▸ **The problem**
Filter the entries below, keeping every line that has the word "rows".

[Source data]
◇ ◇ ◇ ◇
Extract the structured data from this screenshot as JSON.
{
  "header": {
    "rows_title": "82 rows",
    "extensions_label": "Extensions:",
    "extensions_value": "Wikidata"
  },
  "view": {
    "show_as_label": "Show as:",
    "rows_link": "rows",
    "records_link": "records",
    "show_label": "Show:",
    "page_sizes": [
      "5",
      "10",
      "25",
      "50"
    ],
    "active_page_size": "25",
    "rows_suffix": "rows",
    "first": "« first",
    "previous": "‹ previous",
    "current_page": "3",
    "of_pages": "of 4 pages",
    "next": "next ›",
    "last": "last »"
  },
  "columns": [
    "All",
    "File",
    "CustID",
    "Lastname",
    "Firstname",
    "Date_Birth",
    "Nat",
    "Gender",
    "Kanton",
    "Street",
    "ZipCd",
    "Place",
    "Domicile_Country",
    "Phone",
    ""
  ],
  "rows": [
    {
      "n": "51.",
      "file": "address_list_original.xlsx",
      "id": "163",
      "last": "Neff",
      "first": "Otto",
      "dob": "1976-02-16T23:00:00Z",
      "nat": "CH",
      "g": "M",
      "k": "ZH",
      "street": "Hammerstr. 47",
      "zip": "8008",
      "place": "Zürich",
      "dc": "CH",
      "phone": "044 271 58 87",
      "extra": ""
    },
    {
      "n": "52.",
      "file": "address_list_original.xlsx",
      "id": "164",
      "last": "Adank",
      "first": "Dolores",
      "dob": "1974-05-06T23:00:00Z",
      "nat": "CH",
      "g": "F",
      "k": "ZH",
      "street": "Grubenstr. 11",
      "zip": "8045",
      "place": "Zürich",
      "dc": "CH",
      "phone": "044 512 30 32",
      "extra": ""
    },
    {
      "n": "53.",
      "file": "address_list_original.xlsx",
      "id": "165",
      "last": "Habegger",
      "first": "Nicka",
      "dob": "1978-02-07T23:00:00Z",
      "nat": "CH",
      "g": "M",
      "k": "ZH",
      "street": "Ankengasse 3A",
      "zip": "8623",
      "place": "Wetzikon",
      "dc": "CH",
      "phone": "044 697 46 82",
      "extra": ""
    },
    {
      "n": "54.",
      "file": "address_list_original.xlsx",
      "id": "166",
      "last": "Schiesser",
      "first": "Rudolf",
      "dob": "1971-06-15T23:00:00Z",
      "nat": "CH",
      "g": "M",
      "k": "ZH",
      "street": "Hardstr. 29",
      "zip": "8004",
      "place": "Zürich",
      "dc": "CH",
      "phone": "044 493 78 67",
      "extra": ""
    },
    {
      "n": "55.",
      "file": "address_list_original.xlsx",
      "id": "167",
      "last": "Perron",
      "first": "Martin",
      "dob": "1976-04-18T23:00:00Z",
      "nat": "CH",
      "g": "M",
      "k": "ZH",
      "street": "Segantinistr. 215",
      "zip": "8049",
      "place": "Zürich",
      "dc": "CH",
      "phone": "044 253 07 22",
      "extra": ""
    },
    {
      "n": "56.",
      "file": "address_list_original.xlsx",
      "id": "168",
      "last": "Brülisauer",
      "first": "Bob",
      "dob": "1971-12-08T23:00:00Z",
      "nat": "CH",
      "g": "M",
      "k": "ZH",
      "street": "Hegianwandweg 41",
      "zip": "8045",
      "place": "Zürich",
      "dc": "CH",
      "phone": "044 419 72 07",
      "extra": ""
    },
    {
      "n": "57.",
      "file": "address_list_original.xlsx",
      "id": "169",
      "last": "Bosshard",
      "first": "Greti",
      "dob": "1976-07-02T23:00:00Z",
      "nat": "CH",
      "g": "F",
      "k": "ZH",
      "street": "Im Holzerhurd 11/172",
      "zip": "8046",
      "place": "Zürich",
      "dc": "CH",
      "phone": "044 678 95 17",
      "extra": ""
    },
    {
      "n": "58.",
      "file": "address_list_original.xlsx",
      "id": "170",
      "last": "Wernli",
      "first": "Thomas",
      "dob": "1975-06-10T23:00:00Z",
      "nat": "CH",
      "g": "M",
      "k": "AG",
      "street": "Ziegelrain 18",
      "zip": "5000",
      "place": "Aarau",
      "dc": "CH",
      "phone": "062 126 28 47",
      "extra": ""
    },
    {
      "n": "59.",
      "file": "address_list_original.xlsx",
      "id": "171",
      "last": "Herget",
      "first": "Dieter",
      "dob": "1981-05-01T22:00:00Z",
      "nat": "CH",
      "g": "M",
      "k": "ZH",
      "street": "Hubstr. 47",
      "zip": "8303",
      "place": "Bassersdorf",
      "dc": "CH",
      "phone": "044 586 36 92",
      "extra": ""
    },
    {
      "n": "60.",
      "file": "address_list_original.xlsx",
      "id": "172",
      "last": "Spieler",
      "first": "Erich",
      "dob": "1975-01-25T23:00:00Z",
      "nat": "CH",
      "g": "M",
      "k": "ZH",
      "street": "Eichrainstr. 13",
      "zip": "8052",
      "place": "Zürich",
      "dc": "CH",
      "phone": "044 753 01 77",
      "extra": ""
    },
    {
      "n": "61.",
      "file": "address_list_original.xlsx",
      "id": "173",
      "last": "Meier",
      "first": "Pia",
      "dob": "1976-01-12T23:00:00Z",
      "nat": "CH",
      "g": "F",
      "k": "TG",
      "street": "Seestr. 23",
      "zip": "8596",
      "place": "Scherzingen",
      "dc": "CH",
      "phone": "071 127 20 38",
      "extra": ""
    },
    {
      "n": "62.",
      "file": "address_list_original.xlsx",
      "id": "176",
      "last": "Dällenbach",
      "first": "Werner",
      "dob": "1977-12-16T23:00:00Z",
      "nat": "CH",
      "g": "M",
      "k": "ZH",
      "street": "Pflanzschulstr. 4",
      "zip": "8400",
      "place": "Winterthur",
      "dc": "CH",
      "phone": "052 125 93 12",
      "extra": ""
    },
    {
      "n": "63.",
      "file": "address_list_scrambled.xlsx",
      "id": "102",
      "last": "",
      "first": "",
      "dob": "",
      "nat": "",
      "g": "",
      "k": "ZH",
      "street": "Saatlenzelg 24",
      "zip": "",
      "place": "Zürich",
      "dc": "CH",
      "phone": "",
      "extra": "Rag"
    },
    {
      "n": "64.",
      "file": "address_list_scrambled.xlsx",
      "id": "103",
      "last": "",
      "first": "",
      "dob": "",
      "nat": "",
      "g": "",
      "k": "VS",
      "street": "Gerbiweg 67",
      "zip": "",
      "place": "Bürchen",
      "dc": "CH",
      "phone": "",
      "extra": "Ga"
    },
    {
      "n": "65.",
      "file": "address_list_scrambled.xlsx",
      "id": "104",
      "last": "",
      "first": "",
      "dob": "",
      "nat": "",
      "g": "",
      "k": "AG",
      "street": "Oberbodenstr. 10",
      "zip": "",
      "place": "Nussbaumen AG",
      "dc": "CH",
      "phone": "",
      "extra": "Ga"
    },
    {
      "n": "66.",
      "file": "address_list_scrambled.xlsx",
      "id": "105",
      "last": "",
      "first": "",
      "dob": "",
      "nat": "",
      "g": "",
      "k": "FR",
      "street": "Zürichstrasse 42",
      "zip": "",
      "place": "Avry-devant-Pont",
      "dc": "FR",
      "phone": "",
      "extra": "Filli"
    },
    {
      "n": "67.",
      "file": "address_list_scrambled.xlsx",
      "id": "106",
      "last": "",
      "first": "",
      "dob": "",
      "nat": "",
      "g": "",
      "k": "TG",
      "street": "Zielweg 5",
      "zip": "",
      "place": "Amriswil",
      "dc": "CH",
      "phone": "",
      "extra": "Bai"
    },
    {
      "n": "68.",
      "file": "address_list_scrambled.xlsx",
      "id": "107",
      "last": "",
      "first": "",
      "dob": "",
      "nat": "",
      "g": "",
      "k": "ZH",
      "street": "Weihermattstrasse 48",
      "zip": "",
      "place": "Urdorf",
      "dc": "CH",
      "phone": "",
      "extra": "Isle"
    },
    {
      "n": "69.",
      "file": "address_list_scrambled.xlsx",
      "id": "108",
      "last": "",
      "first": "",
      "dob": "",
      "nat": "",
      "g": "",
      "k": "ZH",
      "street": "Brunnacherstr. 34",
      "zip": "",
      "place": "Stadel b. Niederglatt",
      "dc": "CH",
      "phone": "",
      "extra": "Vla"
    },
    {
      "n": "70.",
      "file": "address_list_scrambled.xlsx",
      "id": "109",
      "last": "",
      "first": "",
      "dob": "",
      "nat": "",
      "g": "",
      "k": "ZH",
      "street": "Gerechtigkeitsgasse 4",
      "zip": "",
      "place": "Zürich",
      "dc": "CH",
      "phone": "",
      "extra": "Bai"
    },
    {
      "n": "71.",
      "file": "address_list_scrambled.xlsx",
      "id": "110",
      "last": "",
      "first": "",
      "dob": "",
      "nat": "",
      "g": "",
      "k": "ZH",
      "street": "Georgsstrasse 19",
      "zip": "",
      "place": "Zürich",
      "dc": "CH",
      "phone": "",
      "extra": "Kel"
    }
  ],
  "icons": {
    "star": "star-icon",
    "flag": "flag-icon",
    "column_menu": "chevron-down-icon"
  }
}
◇ ◇ ◇ ◇
▸ **Answer in full**
    "rows_title": "82 rows",
    "rows_link": "rows",
    "rows_suffix": "rows",
  "rows": [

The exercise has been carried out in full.